PROBLEM -
In this exercise, return the whole listing exactly, excluding any images.

EXERCISE INPUT -
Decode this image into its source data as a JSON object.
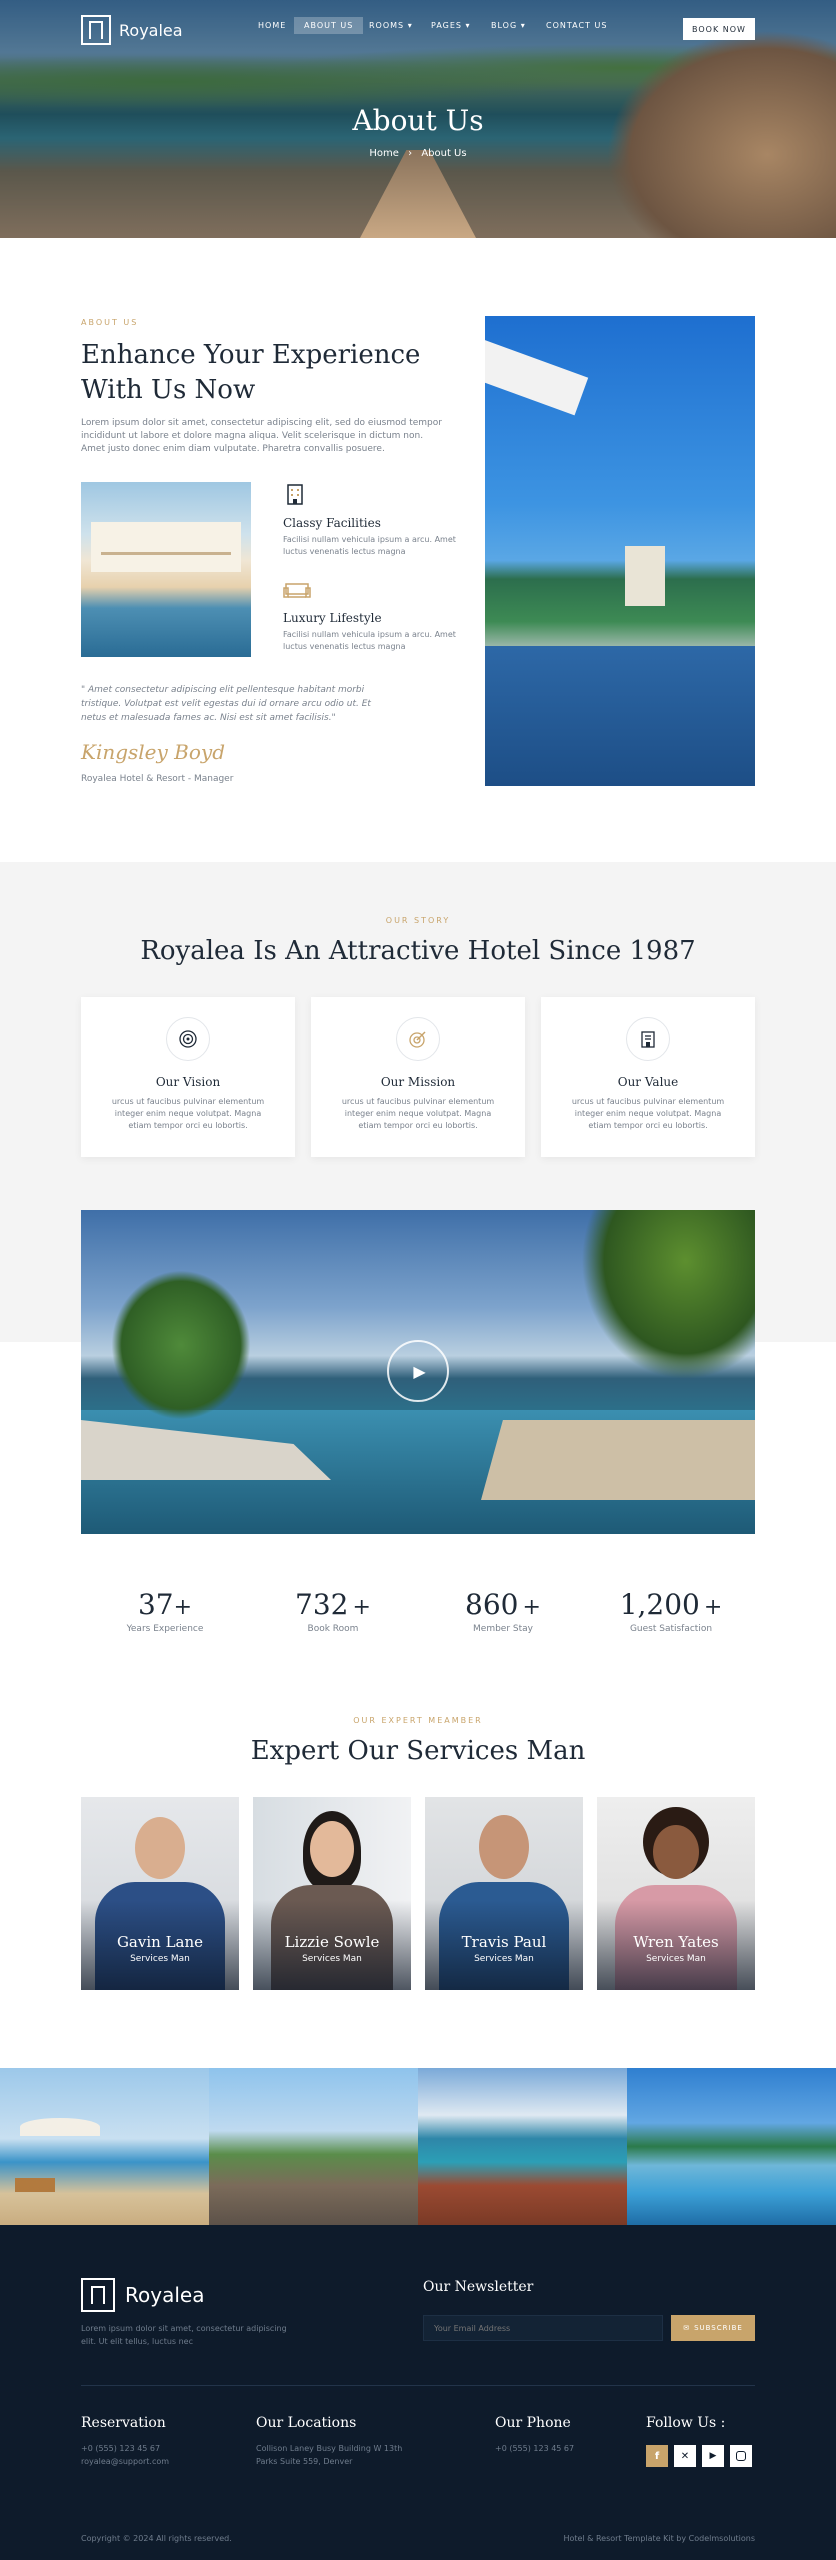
{
  "brand": {
    "name": "Royalea"
  },
  "nav": {
    "items": [
      "HOME",
      "ABOUT US",
      "ROOMS",
      "PAGES",
      "BLOG",
      "CONTACT US"
    ],
    "book_label": "BOOK NOW"
  },
  "hero": {
    "title": "About Us",
    "crumb_home": "Home",
    "crumb_sep": "›",
    "crumb_current": "About Us"
  },
  "about": {
    "eyebrow": "ABOUT US",
    "title_1": "Enhance Your Experience",
    "title_2": "With Us Now",
    "text": "Lorem ipsum dolor sit amet, consectetur adipiscing elit, sed do eiusmod tempor incididunt ut labore et dolore magna aliqua. Velit scelerisque in dictum non. Amet justo donec enim diam vulputate. Pharetra convallis posuere.",
    "features": [
      {
        "title": "Classy Facilities",
        "text": "Facilisi nullam vehicula ipsum a arcu. Amet luctus venenatis lectus magna",
        "icon": "building-icon"
      },
      {
        "title": "Luxury Lifestyle",
        "text": "Facilisi nullam vehicula ipsum a arcu. Amet luctus venenatis lectus magna",
        "icon": "sofa-icon"
      }
    ],
    "quote": "\" Amet consectetur adipiscing elit pellentesque habitant morbi tristique. Volutpat est velit egestas dui id ornare arcu odio ut. Et netus et malesuada fames ac. Nisi est sit amet facilisis.\"",
    "signature": "Kingsley Boyd",
    "author": "Royalea Hotel & Resort - Manager"
  },
  "story": {
    "eyebrow": "OUR STORY",
    "title": "Royalea Is An Attractive Hotel Since 1987",
    "cards": [
      {
        "title": "Our Vision",
        "text": "urcus ut faucibus pulvinar elementum integer enim neque volutpat. Magna etiam tempor orci eu lobortis.",
        "icon": "target-icon"
      },
      {
        "title": "Our Mission",
        "text": "urcus ut faucibus pulvinar elementum integer enim neque volutpat. Magna etiam tempor orci eu lobortis.",
        "icon": "dart-icon"
      },
      {
        "title": "Our Value",
        "text": "urcus ut faucibus pulvinar elementum integer enim neque volutpat. Magna etiam tempor orci eu lobortis.",
        "icon": "hotel-icon"
      }
    ]
  },
  "stats": [
    {
      "num": "37",
      "plus": "+",
      "label": "Years Experience"
    },
    {
      "num": "732",
      "plus": "+",
      "label": "Book Room"
    },
    {
      "num": "860",
      "plus": "+",
      "label": "Member Stay"
    },
    {
      "num": "1,200",
      "plus": "+",
      "label": "Guest Satisfaction"
    }
  ],
  "team": {
    "eyebrow": "OUR EXPERT MEAMBER",
    "title": "Expert Our Services Man",
    "members": [
      {
        "name": "Gavin Lane",
        "role": "Services Man"
      },
      {
        "name": "Lizzie Sowle",
        "role": "Services Man"
      },
      {
        "name": "Travis Paul",
        "role": "Services Man"
      },
      {
        "name": "Wren Yates",
        "role": "Services Man"
      }
    ]
  },
  "footer": {
    "tagline": "Lorem ipsum dolor sit amet, consectetur adipiscing elit. Ut elit tellus, luctus nec",
    "newsletter_title": "Our Newsletter",
    "email_placeholder": "Your Email Address",
    "subscribe_label": "SUBSCRIBE",
    "reservation_title": "Reservation",
    "reservation_phone": "+0 (555) 123 45 67",
    "reservation_email": "royalea@support.com",
    "locations_title": "Our Locations",
    "locations_line1": "Collison Laney Busy Building W 13th",
    "locations_line2": "Parks Suite 559, Denver",
    "phone_title": "Our Phone",
    "phone_value": "+0 (555) 123 45 67",
    "follow_title": "Follow Us :",
    "copyright": "Copyright © 2024 All rights reserved.",
    "credit": "Hotel & Resort Template Kit by Codelmsolutions"
  },
  "colors": {
    "accent": "#c8a46b",
    "dark": "#0e1b2b",
    "light_bg": "#f4f4f4"
  }
}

FULL ANSWER -
Decode this image into its source data as a JSON object.
{
  "brand": {
    "name": "Royalea"
  },
  "nav": {
    "items": [
      "HOME",
      "ABOUT US",
      "ROOMS",
      "PAGES",
      "BLOG",
      "CONTACT US"
    ],
    "book_label": "BOOK NOW"
  },
  "hero": {
    "title": "About Us",
    "crumb_home": "Home",
    "crumb_sep": "›",
    "crumb_current": "About Us"
  },
  "about": {
    "eyebrow": "ABOUT US",
    "title_1": "Enhance Your Experience",
    "title_2": "With Us Now",
    "text": "Lorem ipsum dolor sit amet, consectetur adipiscing elit, sed do eiusmod tempor incididunt ut labore et dolore magna aliqua. Velit scelerisque in dictum non. Amet justo donec enim diam vulputate. Pharetra convallis posuere.",
    "features": [
      {
        "title": "Classy Facilities",
        "text": "Facilisi nullam vehicula ipsum a arcu. Amet luctus venenatis lectus magna",
        "icon": "building-icon"
      },
      {
        "title": "Luxury Lifestyle",
        "text": "Facilisi nullam vehicula ipsum a arcu. Amet luctus venenatis lectus magna",
        "icon": "sofa-icon"
      }
    ],
    "quote": "\" Amet consectetur adipiscing elit pellentesque habitant morbi tristique. Volutpat est velit egestas dui id ornare arcu odio ut. Et netus et malesuada fames ac. Nisi est sit amet facilisis.\"",
    "signature": "Kingsley Boyd",
    "author": "Royalea Hotel & Resort - Manager"
  },
  "story": {
    "eyebrow": "OUR STORY",
    "title": "Royalea Is An Attractive Hotel Since 1987",
    "cards": [
      {
        "title": "Our Vision",
        "text": "urcus ut faucibus pulvinar elementum integer enim neque volutpat. Magna etiam tempor orci eu lobortis.",
        "icon": "target-icon"
      },
      {
        "title": "Our Mission",
        "text": "urcus ut faucibus pulvinar elementum integer enim neque volutpat. Magna etiam tempor orci eu lobortis.",
        "icon": "dart-icon"
      },
      {
        "title": "Our Value",
        "text": "urcus ut faucibus pulvinar elementum integer enim neque volutpat. Magna etiam tempor orci eu lobortis.",
        "icon": "hotel-icon"
      }
    ]
  },
  "stats": [
    {
      "num": "37",
      "plus": "+",
      "label": "Years Experience"
    },
    {
      "num": "732",
      "plus": "+",
      "label": "Book Room"
    },
    {
      "num": "860",
      "plus": "+",
      "label": "Member Stay"
    },
    {
      "num": "1,200",
      "plus": "+",
      "label": "Guest Satisfaction"
    }
  ],
  "team": {
    "eyebrow": "OUR EXPERT MEAMBER",
    "title": "Expert Our Services Man",
    "members": [
      {
        "name": "Gavin Lane",
        "role": "Services Man"
      },
      {
        "name": "Lizzie Sowle",
        "role": "Services Man"
      },
      {
        "name": "Travis Paul",
        "role": "Services Man"
      },
      {
        "name": "Wren Yates",
        "role": "Services Man"
      }
    ]
  },
  "footer": {
    "tagline": "Lorem ipsum dolor sit amet, consectetur adipiscing elit. Ut elit tellus, luctus nec",
    "newsletter_title": "Our Newsletter",
    "email_placeholder": "Your Email Address",
    "subscribe_label": "SUBSCRIBE",
    "reservation_title": "Reservation",
    "reservation_phone": "+0 (555) 123 45 67",
    "reservation_email": "royalea@support.com",
    "locations_title": "Our Locations",
    "locations_line1": "Collison Laney Busy Building W 13th",
    "locations_line2": "Parks Suite 559, Denver",
    "phone_title": "Our Phone",
    "phone_value": "+0 (555) 123 45 67",
    "follow_title": "Follow Us :",
    "copyright": "Copyright © 2024 All rights reserved.",
    "credit": "Hotel & Resort Template Kit by Codelmsolutions"
  },
  "colors": {
    "accent": "#c8a46b",
    "dark": "#0e1b2b",
    "light_bg": "#f4f4f4"
  }
}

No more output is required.